▶ EXERCISE AIM
Your task is to count the lines of the entries below that include the word "panel" and to give only the resulting number.

▶ DATA

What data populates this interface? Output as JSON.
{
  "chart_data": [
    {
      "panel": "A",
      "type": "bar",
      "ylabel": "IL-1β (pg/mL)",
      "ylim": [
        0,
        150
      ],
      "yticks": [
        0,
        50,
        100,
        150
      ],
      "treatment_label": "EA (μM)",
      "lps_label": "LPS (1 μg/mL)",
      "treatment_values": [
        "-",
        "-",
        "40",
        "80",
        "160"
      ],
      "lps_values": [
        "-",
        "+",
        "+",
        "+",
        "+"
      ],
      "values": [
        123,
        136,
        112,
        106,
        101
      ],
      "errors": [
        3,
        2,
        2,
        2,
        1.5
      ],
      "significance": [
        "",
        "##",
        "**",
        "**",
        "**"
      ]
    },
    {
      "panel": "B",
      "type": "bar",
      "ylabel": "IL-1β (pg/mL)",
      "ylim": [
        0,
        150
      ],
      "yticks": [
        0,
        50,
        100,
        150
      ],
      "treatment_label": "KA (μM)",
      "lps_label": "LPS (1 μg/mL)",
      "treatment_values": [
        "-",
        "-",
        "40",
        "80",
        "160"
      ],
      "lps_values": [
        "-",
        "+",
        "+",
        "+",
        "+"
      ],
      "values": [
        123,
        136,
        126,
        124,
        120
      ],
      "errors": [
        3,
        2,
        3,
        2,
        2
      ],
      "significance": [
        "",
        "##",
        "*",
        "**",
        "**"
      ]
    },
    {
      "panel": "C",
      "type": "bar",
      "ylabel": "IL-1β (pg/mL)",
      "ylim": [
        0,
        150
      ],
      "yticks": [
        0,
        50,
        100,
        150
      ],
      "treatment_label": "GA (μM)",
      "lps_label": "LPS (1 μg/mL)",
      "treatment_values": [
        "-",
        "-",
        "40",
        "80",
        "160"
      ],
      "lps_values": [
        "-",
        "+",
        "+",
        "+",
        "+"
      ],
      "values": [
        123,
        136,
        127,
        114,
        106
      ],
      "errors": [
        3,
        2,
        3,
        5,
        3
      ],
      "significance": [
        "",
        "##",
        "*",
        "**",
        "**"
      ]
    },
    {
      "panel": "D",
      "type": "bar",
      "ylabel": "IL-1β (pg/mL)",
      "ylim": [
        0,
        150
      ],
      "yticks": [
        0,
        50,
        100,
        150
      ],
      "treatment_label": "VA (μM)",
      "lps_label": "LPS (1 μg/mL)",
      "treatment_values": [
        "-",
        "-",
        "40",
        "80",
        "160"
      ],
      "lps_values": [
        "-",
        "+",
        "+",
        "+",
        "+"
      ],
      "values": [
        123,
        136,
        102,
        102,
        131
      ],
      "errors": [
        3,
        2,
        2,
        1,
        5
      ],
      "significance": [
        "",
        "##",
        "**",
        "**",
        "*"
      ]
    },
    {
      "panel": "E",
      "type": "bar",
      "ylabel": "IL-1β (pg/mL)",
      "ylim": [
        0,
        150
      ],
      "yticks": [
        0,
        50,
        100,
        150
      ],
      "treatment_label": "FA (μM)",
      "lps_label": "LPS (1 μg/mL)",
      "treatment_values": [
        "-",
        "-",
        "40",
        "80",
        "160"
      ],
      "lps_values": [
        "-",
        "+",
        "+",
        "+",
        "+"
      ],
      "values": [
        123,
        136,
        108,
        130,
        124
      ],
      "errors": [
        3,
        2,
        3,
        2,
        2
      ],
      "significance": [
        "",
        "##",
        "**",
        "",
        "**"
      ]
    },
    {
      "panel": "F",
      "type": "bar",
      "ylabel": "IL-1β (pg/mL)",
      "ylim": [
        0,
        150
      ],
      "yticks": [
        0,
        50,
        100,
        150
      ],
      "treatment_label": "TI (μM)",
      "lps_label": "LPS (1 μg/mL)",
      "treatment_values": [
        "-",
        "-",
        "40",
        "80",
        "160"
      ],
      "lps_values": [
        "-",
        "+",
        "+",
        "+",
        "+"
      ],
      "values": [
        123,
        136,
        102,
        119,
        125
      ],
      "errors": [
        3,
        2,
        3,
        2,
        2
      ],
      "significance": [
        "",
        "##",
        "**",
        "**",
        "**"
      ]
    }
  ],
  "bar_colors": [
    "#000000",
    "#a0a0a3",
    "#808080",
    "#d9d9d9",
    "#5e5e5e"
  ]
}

▶ WRITTEN RESPONSE
6